(Items listed in a dataset)
• • • •
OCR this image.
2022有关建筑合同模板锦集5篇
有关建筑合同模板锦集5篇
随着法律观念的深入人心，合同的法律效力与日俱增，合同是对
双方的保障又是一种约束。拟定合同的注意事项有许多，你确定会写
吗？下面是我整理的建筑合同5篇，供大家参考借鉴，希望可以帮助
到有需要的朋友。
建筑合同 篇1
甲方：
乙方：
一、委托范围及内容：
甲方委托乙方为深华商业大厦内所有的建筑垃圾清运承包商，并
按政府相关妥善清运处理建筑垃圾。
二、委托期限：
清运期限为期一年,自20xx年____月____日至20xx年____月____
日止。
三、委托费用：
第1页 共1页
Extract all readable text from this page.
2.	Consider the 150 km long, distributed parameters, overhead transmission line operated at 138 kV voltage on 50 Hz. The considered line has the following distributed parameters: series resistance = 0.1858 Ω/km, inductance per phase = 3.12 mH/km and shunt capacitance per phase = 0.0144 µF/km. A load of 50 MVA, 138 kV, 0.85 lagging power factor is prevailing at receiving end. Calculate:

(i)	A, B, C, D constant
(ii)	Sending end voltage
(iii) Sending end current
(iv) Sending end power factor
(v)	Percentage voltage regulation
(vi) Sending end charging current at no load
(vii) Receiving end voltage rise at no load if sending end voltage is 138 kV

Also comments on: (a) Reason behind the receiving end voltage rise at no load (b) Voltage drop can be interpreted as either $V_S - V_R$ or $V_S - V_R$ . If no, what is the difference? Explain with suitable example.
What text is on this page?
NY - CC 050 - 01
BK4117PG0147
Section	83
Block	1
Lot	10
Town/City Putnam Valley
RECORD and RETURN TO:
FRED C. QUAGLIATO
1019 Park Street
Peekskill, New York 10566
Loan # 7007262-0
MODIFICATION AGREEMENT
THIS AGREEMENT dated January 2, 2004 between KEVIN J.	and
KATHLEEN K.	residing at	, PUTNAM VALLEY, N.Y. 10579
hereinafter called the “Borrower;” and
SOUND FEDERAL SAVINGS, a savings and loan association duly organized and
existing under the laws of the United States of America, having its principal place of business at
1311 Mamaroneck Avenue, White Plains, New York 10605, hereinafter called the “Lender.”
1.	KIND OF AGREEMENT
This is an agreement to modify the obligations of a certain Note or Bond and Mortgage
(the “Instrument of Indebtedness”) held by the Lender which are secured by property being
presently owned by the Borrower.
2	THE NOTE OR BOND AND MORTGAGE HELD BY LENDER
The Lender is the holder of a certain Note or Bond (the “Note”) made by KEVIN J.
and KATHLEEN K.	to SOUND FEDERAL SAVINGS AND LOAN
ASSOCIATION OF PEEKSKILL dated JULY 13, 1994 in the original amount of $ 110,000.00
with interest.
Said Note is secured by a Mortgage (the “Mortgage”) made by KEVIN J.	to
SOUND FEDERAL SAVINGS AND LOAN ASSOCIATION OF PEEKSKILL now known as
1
• • • •
- **Problem to solve**: From the first line to the last, retype the data exactly.

- **Response**:
OCR this image.
2022有关建筑合同模板锦集5篇
有关建筑合同模板锦集5篇
随着法律观念的深入人心，合同的法律效力与日俱增，合同是对
双方的保障又是一种约束。拟定合同的注意事项有许多，你确定会写
吗？下面是我整理的建筑合同5篇，供大家参考借鉴，希望可以帮助
到有需要的朋友。
建筑合同 篇1
甲方：
乙方：
一、委托范围及内容：
甲方委托乙方为深华商业大厦内所有的建筑垃圾清运承包商，并
按政府相关妥善清运处理建筑垃圾。
二、委托期限：
清运期限为期一年,自20xx年____月____日至20xx年____月____
日止。
三、委托费用：
第1页 共1页
Extract all readable text from this page.
2.	Consider the 150 km long, distributed parameters, overhead transmission line operated at 138 kV voltage on 50 Hz. The considered line has the following distributed parameters: series resistance = 0.1858 Ω/km, inductance per phase = 3.12 mH/km and shunt capacitance per phase = 0.0144 µF/km. A load of 50 MVA, 138 kV, 0.85 lagging power factor is prevailing at receiving end. Calculate:

(i)	A, B, C, D constant
(ii)	Sending end voltage
(iii) Sending end current
(iv) Sending end power factor
(v)	Percentage voltage regulation
(vi) Sending end charging current at no load
(vii) Receiving end voltage rise at no load if sending end voltage is 138 kV

Also comments on: (a) Reason behind the receiving end voltage rise at no load (b) Voltage drop can be interpreted as either $V_S - V_R$ or $V_S - V_R$ . If no, what is the difference? Explain with suitable example.
What text is on this page?
NY - CC 050 - 01
BK4117PG0147
Section	83
Block	1
Lot	10
Town/City Putnam Valley
RECORD and RETURN TO:
FRED C. QUAGLIATO
1019 Park Street
Peekskill, New York 10566
Loan # 7007262-0
MODIFICATION AGREEMENT
THIS AGREEMENT dated January 2, 2004 between KEVIN J.	and
KATHLEEN K.	residing at	, PUTNAM VALLEY, N.Y. 10579
hereinafter called the “Borrower;” and
SOUND FEDERAL SAVINGS, a savings and loan association duly organized and
existing under the laws of the United States of America, having its principal place of business at
1311 Mamaroneck Avenue, White Plains, New York 10605, hereinafter called the “Lender.”
1.	KIND OF AGREEMENT
This is an agreement to modify the obligations of a certain Note or Bond and Mortgage
(the “Instrument of Indebtedness”) held by the Lender which are secured by property being
presently owned by the Borrower.
2	THE NOTE OR BOND AND MORTGAGE HELD BY LENDER
The Lender is the holder of a certain Note or Bond (the “Note”) made by KEVIN J.
and KATHLEEN K.	to SOUND FEDERAL SAVINGS AND LOAN
ASSOCIATION OF PEEKSKILL dated JULY 13, 1994 in the original amount of $ 110,000.00
with interest.
Said Note is secured by a Mortgage (the “Mortgage”) made by KEVIN J.	to
SOUND FEDERAL SAVINGS AND LOAN ASSOCIATION OF PEEKSKILL now known as
1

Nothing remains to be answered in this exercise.